Express every line of each item below as a JSON list of strings, one string per line, with blank lines omitted.

[A run of items]
= = =

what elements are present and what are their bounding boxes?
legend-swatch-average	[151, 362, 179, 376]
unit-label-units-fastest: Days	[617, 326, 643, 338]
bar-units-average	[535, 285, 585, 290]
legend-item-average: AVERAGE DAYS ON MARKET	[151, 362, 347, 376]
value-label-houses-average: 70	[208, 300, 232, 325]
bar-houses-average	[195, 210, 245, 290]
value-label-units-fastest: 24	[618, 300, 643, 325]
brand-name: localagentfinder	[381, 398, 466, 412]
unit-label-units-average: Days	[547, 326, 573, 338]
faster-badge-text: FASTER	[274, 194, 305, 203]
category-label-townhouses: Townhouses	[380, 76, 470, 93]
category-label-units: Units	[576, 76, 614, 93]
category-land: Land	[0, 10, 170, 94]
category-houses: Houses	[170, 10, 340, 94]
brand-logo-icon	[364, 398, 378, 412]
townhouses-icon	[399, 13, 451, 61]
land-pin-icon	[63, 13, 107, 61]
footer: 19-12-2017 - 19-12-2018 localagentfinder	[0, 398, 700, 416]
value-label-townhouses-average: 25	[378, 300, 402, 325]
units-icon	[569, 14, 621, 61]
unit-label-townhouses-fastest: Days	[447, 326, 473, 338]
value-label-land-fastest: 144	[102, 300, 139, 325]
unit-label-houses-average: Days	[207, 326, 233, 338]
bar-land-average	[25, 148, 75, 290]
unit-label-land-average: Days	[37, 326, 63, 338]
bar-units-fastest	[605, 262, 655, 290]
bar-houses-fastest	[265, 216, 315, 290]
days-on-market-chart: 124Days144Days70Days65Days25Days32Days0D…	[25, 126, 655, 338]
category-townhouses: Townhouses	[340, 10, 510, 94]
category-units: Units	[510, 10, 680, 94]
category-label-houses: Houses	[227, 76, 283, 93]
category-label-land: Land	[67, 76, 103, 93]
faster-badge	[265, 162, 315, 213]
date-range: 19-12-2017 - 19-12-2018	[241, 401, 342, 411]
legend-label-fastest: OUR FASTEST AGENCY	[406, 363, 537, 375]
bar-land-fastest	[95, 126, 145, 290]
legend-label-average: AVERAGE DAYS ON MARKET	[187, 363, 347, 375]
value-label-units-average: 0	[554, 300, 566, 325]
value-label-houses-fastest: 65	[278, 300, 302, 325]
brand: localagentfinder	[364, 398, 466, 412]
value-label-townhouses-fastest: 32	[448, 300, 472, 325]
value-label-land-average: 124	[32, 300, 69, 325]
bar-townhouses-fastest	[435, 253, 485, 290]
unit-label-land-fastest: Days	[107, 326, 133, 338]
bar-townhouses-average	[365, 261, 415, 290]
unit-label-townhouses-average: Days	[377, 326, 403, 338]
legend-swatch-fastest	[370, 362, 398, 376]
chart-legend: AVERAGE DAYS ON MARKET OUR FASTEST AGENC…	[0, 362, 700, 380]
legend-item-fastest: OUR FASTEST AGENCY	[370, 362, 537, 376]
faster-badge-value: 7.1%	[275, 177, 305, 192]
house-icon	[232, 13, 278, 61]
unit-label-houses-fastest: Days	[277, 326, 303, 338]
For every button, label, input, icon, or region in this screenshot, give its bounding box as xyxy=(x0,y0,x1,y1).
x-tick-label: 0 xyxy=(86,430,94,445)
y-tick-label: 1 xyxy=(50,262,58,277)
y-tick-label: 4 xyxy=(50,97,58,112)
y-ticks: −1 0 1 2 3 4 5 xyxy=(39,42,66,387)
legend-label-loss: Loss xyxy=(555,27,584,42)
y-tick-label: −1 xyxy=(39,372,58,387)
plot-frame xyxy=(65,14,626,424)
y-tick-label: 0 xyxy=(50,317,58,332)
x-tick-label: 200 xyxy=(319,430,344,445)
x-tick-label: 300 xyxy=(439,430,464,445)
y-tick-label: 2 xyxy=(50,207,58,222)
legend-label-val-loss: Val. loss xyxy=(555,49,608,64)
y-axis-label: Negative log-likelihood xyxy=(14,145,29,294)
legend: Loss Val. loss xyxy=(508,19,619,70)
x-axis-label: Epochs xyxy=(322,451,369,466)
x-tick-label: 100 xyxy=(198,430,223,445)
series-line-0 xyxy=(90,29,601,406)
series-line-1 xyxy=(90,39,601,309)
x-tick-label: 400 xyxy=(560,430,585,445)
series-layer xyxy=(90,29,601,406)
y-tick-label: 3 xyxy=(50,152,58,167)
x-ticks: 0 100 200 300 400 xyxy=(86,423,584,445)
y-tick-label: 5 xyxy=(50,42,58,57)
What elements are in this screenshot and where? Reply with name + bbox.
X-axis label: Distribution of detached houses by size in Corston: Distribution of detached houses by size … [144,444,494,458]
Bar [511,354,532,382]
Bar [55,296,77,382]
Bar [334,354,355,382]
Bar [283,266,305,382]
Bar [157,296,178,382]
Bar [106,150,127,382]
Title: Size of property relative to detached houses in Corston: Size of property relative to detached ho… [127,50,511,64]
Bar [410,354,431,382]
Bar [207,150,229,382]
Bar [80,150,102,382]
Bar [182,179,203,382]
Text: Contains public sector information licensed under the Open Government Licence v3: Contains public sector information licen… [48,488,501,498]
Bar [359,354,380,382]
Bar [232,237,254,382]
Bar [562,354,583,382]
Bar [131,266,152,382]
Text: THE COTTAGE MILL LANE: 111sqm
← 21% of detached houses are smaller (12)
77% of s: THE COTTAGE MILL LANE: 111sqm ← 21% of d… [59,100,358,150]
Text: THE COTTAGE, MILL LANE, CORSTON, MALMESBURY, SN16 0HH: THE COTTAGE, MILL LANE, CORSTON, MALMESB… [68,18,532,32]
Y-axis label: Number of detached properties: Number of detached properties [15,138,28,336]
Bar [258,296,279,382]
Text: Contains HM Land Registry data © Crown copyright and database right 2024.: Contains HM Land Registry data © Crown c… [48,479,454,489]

= = =

- **Right answer**:
[
  "what elements are present and what are their bounding boxes?",
  "legend-swatch-average\t[151, 362, 179, 376]",
  "unit-label-units-fastest: Days\t[617, 326, 643, 338]",
  "bar-units-average\t[535, 285, 585, 290]",
  "legend-item-average: AVERAGE DAYS ON MARKET\t[151, 362, 347, 376]",
  "value-label-houses-average: 70\t[208, 300, 232, 325]",
  "bar-houses-average\t[195, 210, 245, 290]",
  "value-label-units-fastest: 24\t[618, 300, 643, 325]",
  "brand-name: localagentfinder\t[381, 398, 466, 412]",
  "unit-label-units-average: Days\t[547, 326, 573, 338]",
  "faster-badge-text: FASTER\t[274, 194, 305, 203]",
  "category-label-townhouses: Townhouses\t[380, 76, 470, 93]",
  "category-label-units: Units\t[576, 76, 614, 93]",
  "category-land: Land\t[0, 10, 170, 94]",
  "category-houses: Houses\t[170, 10, 340, 94]",
  "brand-logo-icon\t[364, 398, 378, 412]",
  "townhouses-icon\t[399, 13, 451, 61]",
  "land-pin-icon\t[63, 13, 107, 61]",
  "footer: 19-12-2017 - 19-12-2018 localagentfinder\t[0, 398, 700, 416]",
  "value-label-townhouses-average: 25\t[378, 300, 402, 325]",
  "units-icon\t[569, 14, 621, 61]",
  "unit-label-townhouses-fastest: Days\t[447, 326, 473, 338]",
  "value-label-land-fastest: 144\t[102, 300, 139, 325]",
  "unit-label-houses-average: Days\t[207, 326, 233, 338]",
  "bar-land-average\t[25, 148, 75, 290]",
  "unit-label-land-average: Days\t[37, 326, 63, 338]",
  "bar-units-fastest\t[605, 262, 655, 290]",
  "bar-houses-fastest\t[265, 216, 315, 290]",
  "days-on-market-chart: 124Days144Days70Days65Days25Days32Days0D…\t[25, 126, 655, 338]",
  "category-townhouses: Townhouses\t[340, 10, 510, 94]",
  "category-units: Units\t[510, 10, 680, 94]",
  "category-label-houses: Houses\t[227, 76, 283, 93]",
  "category-label-land: Land\t[67, 76, 103, 93]",
  "faster-badge\t[265, 162, 315, 213]",
  "date-range: 19-12-2017 - 19-12-2018\t[241, 401, 342, 411]",
  "legend-label-fastest: OUR FASTEST AGENCY\t[406, 363, 537, 375]",
  "bar-land-fastest\t[95, 126, 145, 290]",
  "legend-label-average: AVERAGE DAYS ON MARKET\t[187, 363, 347, 375]",
  "value-label-units-average: 0\t[554, 300, 566, 325]",
  "value-label-houses-fastest: 65\t[278, 300, 302, 325]",
  "brand: localagentfinder\t[364, 398, 466, 412]",
  "value-label-townhouses-fastest: 32\t[448, 300, 472, 325]",
  "value-label-land-average: 124\t[32, 300, 69, 325]",
  "bar-townhouses-fastest\t[435, 253, 485, 290]",
  "unit-label-land-fastest: Days\t[107, 326, 133, 338]",
  "bar-townhouses-average\t[365, 261, 415, 290]",
  "unit-label-townhouses-average: Days\t[377, 326, 403, 338]",
  "legend-swatch-fastest\t[370, 362, 398, 376]",
  "chart-legend: AVERAGE DAYS ON MARKET OUR FASTEST AGENC…\t[0, 362, 700, 380]",
  "legend-item-fastest: OUR FASTEST AGENCY\t[370, 362, 537, 376]",
  "faster-badge-value: 7.1%\t[275, 177, 305, 192]",
  "house-icon\t[232, 13, 278, 61]",
  "unit-label-houses-fastest: Days\t[277, 326, 303, 338]",
  "For every button, label, input, icon, or region in this screenshot, give its bounding box as xyxy=(x0,y0,x1,y1).",
  "x-tick-label: 0 xyxy=(86,430,94,445)",
  "y-tick-label: 1 xyxy=(50,262,58,277)",
  "y-tick-label: 4 xyxy=(50,97,58,112)",
  "y-ticks: −1 0 1 2 3 4 5 xyxy=(39,42,66,387)",
  "legend-label-loss: Loss xyxy=(555,27,584,42)",
  "y-tick-label: −1 xyxy=(39,372,58,387)",
  "plot-frame xyxy=(65,14,626,424)",
  "y-tick-label: 0 xyxy=(50,317,58,332)",
  "x-tick-label: 200 xyxy=(319,430,344,445)",
  "x-tick-label: 300 xyxy=(439,430,464,445)",
  "y-tick-label: 2 xyxy=(50,207,58,222)",
  "legend-label-val-loss: Val. loss xyxy=(555,49,608,64)",
  "y-axis-label: Negative log-likelihood xyxy=(14,145,29,294)",
  "legend: Loss Val. loss xyxy=(508,19,619,70)",
  "x-axis-label: Epochs xyxy=(322,451,369,466)",
  "x-tick-label: 100 xyxy=(198,430,223,445)",
  "series-line-0 xyxy=(90,29,601,406)",
  "series-line-1 xyxy=(90,39,601,309)",
  "x-tick-label: 400 xyxy=(560,430,585,445)",
  "series-layer xyxy=(90,29,601,406)",
  "y-tick-label: 3 xyxy=(50,152,58,167)",
  "x-ticks: 0 100 200 300 400 xyxy=(86,423,584,445)",
  "y-tick-label: 5 xyxy=(50,42,58,57)",
  "What elements are in this screenshot and where? Reply with name + bbox.",
  "X-axis label: Distribution of detached houses by size in Corston: Distribution of detached houses by size … [144,444,494,458]",
  "Bar [511,354,532,382]",
  "Bar [55,296,77,382]",
  "Bar [334,354,355,382]",
  "Bar [283,266,305,382]",
  "Bar [157,296,178,382]",
  "Bar [106,150,127,382]",
  "Title: Size of property relative to detached houses in Corston: Size of property relative to detached ho… [127,50,511,64]",
  "Bar [410,354,431,382]",
  "Bar [207,150,229,382]",
  "Bar [80,150,102,382]",
  "Bar [182,179,203,382]",
  "Text: Contains public sector information licensed under the Open Government Licence v3: Contains public sector information licen… [48,488,501,498]",
  "Bar [359,354,380,382]",
  "Bar [232,237,254,382]",
  "Bar [562,354,583,382]",
  "Bar [131,266,152,382]",
  "Text: THE COTTAGE MILL LANE: 111sqm",
  "← 21% of detached houses are smaller (12)",
  "77% of s: THE COTTAGE MILL LANE: 111sqm ← 21% of d… [59,100,358,150]",
  "Text: THE COTTAGE, MILL LANE, CORSTON, MALMESBURY, SN16 0HH: THE COTTAGE, MILL LANE, CORSTON, MALMESB… [68,18,532,32]",
  "Y-axis label: Number of detached properties: Number of detached properties [15,138,28,336]",
  "Bar [258,296,279,382]",
  "Text: Contains HM Land Registry data © Crown copyright and database right 2024.: Contains HM Land Registry data © Crown c… [48,479,454,489]"
]